Listing ->
^^^^^^^^^^^^^^^^
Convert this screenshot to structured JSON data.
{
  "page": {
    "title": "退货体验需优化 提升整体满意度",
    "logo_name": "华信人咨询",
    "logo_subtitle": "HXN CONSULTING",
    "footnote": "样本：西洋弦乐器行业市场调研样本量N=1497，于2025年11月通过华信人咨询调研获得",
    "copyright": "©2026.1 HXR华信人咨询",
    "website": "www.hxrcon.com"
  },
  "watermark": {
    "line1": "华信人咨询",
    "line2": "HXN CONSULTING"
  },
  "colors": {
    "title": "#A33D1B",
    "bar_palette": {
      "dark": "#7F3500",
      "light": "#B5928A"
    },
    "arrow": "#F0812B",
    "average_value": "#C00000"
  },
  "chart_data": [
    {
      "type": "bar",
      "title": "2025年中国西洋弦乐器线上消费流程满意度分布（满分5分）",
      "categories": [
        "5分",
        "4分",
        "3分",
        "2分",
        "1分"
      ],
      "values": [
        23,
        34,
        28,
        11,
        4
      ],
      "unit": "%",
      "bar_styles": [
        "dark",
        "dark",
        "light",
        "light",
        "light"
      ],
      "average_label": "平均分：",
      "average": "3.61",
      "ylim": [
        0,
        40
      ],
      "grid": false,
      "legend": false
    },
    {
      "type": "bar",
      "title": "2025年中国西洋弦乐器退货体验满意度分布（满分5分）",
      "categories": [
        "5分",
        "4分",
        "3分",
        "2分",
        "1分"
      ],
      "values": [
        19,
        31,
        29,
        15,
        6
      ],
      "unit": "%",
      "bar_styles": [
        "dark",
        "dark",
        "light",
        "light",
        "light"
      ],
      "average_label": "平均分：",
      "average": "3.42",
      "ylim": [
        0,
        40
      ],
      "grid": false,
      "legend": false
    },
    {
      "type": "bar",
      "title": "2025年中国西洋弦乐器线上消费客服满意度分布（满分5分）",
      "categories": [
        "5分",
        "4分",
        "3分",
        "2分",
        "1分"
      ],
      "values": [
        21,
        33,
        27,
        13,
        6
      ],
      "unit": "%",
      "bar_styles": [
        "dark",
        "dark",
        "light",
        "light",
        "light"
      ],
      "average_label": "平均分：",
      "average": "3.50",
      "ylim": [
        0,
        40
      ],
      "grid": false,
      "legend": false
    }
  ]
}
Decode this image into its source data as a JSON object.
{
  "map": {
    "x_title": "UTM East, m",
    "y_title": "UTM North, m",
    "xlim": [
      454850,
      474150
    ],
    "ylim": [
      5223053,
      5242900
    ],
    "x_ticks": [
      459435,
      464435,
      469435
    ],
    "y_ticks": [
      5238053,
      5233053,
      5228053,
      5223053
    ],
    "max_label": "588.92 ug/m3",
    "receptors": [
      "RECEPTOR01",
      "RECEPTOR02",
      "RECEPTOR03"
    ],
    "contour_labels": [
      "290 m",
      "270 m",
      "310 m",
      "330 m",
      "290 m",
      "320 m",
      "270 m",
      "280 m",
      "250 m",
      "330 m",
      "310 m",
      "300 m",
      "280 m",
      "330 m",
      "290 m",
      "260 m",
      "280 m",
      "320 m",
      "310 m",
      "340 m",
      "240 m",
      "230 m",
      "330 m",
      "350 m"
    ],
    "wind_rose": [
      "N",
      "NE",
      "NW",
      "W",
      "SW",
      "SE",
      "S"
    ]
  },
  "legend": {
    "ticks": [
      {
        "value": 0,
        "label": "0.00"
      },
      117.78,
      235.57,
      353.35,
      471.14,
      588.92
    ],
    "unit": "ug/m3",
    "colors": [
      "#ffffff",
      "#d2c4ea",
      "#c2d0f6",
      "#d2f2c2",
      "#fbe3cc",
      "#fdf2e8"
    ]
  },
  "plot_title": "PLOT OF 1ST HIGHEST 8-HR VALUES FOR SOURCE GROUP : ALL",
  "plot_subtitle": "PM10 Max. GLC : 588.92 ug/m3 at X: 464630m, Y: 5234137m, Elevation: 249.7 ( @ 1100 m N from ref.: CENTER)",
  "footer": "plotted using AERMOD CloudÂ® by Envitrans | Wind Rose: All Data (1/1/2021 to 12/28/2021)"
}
^^^^^^^^^^^^^^^^
Directive -> Going through the entries above, report how many lines include the string "this". The number alone is the answer.

Response below -> 2